What is required
Your task is to reproduce the entries below word for word.

Items listed in a dataset
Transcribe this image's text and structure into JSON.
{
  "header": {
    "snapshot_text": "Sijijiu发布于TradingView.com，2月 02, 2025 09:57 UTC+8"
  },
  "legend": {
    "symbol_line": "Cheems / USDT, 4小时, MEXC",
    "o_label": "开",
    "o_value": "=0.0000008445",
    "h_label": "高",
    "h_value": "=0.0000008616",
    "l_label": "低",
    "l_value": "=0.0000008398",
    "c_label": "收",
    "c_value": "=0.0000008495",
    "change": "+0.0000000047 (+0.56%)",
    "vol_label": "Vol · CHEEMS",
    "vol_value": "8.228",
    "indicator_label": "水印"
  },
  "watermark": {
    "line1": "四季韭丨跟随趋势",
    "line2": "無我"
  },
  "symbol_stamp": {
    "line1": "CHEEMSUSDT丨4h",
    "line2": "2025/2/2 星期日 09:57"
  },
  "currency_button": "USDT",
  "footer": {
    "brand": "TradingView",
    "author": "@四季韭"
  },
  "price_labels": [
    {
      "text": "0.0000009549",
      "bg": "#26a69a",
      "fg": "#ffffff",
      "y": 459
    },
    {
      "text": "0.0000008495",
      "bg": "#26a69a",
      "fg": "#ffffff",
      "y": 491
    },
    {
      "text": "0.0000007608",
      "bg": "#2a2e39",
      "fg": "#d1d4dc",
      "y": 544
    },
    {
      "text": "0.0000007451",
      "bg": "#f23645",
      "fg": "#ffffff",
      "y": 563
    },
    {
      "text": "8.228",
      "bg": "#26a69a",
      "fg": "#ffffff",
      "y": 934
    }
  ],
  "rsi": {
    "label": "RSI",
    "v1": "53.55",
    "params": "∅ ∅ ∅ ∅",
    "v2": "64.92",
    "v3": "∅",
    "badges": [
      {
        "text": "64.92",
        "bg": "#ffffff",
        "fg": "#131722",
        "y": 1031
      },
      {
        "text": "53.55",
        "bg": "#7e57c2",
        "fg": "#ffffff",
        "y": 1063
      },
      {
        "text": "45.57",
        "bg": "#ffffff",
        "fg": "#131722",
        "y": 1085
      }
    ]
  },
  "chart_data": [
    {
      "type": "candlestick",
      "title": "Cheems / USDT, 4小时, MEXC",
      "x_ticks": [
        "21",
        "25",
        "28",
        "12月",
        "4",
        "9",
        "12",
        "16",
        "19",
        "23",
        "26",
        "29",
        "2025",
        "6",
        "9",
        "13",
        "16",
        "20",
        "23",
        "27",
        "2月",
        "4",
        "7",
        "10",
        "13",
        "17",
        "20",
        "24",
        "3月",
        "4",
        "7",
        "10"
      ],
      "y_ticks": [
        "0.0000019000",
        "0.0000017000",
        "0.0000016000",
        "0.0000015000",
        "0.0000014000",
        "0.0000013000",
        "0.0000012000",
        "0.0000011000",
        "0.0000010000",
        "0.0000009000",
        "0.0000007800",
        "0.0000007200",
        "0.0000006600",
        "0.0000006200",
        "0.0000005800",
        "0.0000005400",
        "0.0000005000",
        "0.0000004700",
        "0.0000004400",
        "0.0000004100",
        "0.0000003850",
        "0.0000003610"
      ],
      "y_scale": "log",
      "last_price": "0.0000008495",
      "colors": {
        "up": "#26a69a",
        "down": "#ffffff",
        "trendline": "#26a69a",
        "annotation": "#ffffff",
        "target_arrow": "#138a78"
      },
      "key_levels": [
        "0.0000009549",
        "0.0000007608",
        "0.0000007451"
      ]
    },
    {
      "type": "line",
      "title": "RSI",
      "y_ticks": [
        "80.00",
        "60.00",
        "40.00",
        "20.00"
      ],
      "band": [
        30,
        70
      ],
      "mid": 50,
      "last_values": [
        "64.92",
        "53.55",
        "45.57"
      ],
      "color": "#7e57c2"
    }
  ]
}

Problem solution
Transcribe this image's text and structure into JSON.
{
  "header": {
    "snapshot_text": "Sijijiu发布于TradingView.com，2月 02, 2025 09:57 UTC+8"
  },
  "legend": {
    "symbol_line": "Cheems / USDT, 4小时, MEXC",
    "o_label": "开",
    "o_value": "=0.0000008445",
    "h_label": "高",
    "h_value": "=0.0000008616",
    "l_label": "低",
    "l_value": "=0.0000008398",
    "c_label": "收",
    "c_value": "=0.0000008495",
    "change": "+0.0000000047 (+0.56%)",
    "vol_label": "Vol · CHEEMS",
    "vol_value": "8.228",
    "indicator_label": "水印"
  },
  "watermark": {
    "line1": "四季韭丨跟随趋势",
    "line2": "無我"
  },
  "symbol_stamp": {
    "line1": "CHEEMSUSDT丨4h",
    "line2": "2025/2/2 星期日 09:57"
  },
  "currency_button": "USDT",
  "footer": {
    "brand": "TradingView",
    "author": "@四季韭"
  },
  "price_labels": [
    {
      "text": "0.0000009549",
      "bg": "#26a69a",
      "fg": "#ffffff",
      "y": 459
    },
    {
      "text": "0.0000008495",
      "bg": "#26a69a",
      "fg": "#ffffff",
      "y": 491
    },
    {
      "text": "0.0000007608",
      "bg": "#2a2e39",
      "fg": "#d1d4dc",
      "y": 544
    },
    {
      "text": "0.0000007451",
      "bg": "#f23645",
      "fg": "#ffffff",
      "y": 563
    },
    {
      "text": "8.228",
      "bg": "#26a69a",
      "fg": "#ffffff",
      "y": 934
    }
  ],
  "rsi": {
    "label": "RSI",
    "v1": "53.55",
    "params": "∅ ∅ ∅ ∅",
    "v2": "64.92",
    "v3": "∅",
    "badges": [
      {
        "text": "64.92",
        "bg": "#ffffff",
        "fg": "#131722",
        "y": 1031
      },
      {
        "text": "53.55",
        "bg": "#7e57c2",
        "fg": "#ffffff",
        "y": 1063
      },
      {
        "text": "45.57",
        "bg": "#ffffff",
        "fg": "#131722",
        "y": 1085
      }
    ]
  },
  "chart_data": [
    {
      "type": "candlestick",
      "title": "Cheems / USDT, 4小时, MEXC",
      "x_ticks": [
        "21",
        "25",
        "28",
        "12月",
        "4",
        "9",
        "12",
        "16",
        "19",
        "23",
        "26",
        "29",
        "2025",
        "6",
        "9",
        "13",
        "16",
        "20",
        "23",
        "27",
        "2月",
        "4",
        "7",
        "10",
        "13",
        "17",
        "20",
        "24",
        "3月",
        "4",
        "7",
        "10"
      ],
      "y_ticks": [
        "0.0000019000",
        "0.0000017000",
        "0.0000016000",
        "0.0000015000",
        "0.0000014000",
        "0.0000013000",
        "0.0000012000",
        "0.0000011000",
        "0.0000010000",
        "0.0000009000",
        "0.0000007800",
        "0.0000007200",
        "0.0000006600",
        "0.0000006200",
        "0.0000005800",
        "0.0000005400",
        "0.0000005000",
        "0.0000004700",
        "0.0000004400",
        "0.0000004100",
        "0.0000003850",
        "0.0000003610"
      ],
      "y_scale": "log",
      "last_price": "0.0000008495",
      "colors": {
        "up": "#26a69a",
        "down": "#ffffff",
        "trendline": "#26a69a",
        "annotation": "#ffffff",
        "target_arrow": "#138a78"
      },
      "key_levels": [
        "0.0000009549",
        "0.0000007608",
        "0.0000007451"
      ]
    },
    {
      "type": "line",
      "title": "RSI",
      "y_ticks": [
        "80.00",
        "60.00",
        "40.00",
        "20.00"
      ],
      "band": [
        30,
        70
      ],
      "mid": 50,
      "last_values": [
        "64.92",
        "53.55",
        "45.57"
      ],
      "color": "#7e57c2"
    }
  ]
}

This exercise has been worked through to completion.